▸ Selected passage:
^^^^^^^^

Panix Domain Hijacking Demonstrates Vulnerabilities in Domain Naming System

January 21, 2005
The internet is a system that is governed on consensus and thus does not easily lend itself to top-down administration and with the number of domain registrars in existence the problem of differing protocols between registrars or different levels of stringency in applying those protocols guarantees that domain hijacking will continue to happen.

Panix's main domain name,, was temporarily hijacked over the weekend (January 15-16) by parties unknown. This caused mail to addresses to bounce and made it difficult to reach Panix's servers. They recovered their domain Sunday evening US-EST. The hijack occured because an Australian registrar, MelbourneIT, failed to do proper confirmation of a fraudulent domain transfer request they received. The normal process, which includes notifications to the original registrar and the current domain holder, did not occur.

^^^^^^^^

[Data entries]

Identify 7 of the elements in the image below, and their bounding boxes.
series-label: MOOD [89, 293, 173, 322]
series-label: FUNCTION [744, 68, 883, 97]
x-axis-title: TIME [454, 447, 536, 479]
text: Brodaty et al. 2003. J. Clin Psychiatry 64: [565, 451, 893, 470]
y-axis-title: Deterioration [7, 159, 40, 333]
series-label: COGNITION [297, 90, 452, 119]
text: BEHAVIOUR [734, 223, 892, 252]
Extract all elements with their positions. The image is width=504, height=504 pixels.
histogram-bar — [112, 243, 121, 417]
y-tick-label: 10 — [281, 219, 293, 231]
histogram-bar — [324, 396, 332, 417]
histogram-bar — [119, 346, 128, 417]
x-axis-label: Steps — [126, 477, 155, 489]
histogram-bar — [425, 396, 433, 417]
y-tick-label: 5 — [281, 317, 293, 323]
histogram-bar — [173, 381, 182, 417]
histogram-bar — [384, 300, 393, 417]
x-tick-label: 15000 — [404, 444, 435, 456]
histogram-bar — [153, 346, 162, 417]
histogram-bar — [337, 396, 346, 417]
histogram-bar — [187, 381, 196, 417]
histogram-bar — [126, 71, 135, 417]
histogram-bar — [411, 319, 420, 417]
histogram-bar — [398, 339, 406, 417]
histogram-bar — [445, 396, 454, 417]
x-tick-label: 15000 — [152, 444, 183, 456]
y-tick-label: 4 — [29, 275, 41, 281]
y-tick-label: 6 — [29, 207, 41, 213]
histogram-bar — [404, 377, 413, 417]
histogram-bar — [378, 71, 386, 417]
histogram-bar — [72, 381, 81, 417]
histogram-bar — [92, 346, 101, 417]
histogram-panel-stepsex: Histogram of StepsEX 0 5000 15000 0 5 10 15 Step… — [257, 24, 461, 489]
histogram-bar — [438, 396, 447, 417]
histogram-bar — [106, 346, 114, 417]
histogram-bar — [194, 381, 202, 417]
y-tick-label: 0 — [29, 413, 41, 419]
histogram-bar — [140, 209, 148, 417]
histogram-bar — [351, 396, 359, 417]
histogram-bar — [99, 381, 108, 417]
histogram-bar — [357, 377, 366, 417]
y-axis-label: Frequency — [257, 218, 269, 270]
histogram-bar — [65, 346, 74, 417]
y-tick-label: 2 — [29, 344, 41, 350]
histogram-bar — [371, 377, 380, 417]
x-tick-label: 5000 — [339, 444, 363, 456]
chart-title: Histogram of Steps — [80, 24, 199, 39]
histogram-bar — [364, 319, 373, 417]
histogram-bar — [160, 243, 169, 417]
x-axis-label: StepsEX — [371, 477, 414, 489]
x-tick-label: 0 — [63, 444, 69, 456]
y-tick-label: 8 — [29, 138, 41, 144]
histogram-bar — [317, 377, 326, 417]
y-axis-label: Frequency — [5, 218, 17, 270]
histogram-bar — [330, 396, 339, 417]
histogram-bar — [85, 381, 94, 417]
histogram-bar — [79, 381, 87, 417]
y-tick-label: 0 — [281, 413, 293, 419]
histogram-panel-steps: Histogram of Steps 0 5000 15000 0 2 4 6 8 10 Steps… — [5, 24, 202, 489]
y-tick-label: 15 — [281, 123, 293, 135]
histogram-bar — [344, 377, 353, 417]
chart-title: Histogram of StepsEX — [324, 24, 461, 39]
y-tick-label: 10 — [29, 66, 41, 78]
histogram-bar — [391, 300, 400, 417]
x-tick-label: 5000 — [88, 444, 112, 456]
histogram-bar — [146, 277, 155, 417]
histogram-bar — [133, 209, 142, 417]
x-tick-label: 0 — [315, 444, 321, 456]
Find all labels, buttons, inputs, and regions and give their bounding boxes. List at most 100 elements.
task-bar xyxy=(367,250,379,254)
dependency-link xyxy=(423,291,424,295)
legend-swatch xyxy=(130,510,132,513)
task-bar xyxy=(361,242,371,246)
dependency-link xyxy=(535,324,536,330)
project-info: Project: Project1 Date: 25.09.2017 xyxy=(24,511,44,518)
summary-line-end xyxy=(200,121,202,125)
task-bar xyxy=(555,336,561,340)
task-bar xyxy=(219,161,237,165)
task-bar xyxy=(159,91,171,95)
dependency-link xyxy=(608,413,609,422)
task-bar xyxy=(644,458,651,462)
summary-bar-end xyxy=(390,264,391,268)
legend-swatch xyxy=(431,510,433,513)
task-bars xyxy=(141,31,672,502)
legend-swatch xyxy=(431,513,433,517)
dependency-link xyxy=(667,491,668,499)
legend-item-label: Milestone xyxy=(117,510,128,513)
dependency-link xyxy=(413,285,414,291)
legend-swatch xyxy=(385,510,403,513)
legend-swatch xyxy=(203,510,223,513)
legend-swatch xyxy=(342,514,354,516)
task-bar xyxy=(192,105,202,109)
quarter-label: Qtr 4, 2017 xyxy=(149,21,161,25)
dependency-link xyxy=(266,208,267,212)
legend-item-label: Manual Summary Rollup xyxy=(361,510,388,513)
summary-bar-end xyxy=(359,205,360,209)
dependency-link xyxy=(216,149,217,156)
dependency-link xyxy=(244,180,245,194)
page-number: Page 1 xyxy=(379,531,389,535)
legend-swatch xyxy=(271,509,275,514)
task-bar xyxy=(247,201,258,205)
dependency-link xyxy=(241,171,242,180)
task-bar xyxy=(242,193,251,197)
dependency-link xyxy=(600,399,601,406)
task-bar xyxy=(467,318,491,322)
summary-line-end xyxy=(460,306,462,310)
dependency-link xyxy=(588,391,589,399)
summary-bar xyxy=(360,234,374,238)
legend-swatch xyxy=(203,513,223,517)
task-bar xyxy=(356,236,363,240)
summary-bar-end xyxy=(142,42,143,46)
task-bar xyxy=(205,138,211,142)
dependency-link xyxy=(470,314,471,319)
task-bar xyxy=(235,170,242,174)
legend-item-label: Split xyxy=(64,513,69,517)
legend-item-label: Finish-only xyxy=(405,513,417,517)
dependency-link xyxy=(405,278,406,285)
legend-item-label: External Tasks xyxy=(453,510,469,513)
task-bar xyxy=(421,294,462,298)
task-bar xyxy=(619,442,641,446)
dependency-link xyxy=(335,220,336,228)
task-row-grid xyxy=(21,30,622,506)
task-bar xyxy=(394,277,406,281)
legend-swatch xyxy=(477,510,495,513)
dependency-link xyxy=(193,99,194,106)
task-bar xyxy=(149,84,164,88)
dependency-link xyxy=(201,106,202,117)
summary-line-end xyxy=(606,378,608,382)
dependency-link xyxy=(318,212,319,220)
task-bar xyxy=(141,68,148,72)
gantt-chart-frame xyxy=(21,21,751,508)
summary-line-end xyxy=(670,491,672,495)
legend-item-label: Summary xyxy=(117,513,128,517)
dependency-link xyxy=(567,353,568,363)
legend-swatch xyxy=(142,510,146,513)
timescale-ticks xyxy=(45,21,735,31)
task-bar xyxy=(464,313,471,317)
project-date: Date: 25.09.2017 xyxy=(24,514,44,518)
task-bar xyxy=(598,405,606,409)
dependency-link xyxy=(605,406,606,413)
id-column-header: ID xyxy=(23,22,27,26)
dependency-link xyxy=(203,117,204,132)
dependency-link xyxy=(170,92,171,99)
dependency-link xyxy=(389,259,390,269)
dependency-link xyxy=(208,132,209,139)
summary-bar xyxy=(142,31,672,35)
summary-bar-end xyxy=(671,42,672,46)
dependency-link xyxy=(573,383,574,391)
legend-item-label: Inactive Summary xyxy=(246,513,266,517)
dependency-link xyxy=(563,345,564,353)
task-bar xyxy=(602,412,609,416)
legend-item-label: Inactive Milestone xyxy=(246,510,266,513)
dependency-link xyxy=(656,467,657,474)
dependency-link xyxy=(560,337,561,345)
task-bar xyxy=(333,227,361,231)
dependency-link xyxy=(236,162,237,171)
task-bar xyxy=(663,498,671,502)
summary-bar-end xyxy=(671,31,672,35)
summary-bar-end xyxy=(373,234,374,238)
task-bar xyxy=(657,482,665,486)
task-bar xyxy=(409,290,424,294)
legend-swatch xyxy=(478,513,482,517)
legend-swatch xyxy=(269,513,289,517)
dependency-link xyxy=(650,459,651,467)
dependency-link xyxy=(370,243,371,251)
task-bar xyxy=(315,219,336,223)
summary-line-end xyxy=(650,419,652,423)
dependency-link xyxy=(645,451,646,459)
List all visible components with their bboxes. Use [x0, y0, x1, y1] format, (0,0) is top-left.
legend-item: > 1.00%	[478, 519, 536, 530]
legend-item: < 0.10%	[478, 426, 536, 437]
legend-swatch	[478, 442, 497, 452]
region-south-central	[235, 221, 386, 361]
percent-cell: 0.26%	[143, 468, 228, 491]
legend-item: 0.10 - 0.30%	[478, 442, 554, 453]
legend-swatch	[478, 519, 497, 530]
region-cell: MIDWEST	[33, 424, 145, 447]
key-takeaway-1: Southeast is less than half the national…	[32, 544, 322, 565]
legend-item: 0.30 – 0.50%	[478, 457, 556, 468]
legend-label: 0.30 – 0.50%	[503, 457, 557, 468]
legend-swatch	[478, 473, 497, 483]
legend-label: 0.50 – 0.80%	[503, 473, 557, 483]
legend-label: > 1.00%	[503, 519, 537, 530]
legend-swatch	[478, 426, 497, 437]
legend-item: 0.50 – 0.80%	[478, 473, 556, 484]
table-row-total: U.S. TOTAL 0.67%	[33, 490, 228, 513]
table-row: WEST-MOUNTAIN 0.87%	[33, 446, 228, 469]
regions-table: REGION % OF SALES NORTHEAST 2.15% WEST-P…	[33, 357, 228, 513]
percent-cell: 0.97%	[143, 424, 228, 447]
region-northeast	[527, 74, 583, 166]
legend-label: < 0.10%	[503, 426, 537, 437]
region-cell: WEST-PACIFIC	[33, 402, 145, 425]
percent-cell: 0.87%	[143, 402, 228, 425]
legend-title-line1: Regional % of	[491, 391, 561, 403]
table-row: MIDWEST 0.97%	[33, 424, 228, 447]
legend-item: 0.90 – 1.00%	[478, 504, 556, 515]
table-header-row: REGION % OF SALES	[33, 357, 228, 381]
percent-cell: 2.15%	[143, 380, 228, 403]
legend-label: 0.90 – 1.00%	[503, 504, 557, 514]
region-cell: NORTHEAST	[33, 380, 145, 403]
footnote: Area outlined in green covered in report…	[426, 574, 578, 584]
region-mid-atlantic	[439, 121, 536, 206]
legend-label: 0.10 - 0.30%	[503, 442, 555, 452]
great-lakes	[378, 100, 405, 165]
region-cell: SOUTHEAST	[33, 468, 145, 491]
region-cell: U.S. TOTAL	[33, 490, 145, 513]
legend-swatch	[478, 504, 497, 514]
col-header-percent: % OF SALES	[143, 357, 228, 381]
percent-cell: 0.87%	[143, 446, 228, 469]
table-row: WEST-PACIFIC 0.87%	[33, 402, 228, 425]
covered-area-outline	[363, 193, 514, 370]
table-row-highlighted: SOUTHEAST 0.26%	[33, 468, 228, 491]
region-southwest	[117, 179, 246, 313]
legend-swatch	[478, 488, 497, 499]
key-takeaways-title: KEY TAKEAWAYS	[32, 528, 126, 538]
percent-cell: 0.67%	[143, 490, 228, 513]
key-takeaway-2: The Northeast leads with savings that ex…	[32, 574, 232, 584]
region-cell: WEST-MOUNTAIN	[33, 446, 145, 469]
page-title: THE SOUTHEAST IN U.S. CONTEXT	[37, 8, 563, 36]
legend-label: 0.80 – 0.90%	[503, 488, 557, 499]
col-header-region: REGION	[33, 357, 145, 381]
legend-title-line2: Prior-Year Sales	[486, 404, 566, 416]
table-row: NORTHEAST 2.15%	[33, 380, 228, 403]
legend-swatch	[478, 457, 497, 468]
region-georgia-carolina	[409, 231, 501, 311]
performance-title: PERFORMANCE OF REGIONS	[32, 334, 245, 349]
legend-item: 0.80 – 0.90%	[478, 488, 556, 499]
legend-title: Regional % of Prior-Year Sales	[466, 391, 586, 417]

^^^^^^^^

▸ Your tasks:
a) Translate this sentence from the article on the Panix domain hijacking into Spanish: "The normal process, which includes notifications to the original registrar and the current domain holder, did not occur."
b) Revise the stretch of the Panix article from "Panix's main domain" through "did not occur.", writing it out again with "temporarily" replaced by "briefly".

▸ Solutions to the exercise:
a) El proceso normal, que incluye notificaciones al registrador original y al titular actual del dominio, no se llevó a cabo.

b)
Panix's main domain name,, was briefly hijacked over the weekend (January 15-16) by parties unknown. This caused mail to addresses to bounce and made it difficult to reach Panix's servers. They recovered their domain Sunday evening US-EST. The hijack occured because an Australian registrar, MelbourneIT, failed to do proper confirmation of a fraudulent domain transfer request they received. The normal process, which includes notifications to the original registrar and the current domain holder, did not occur.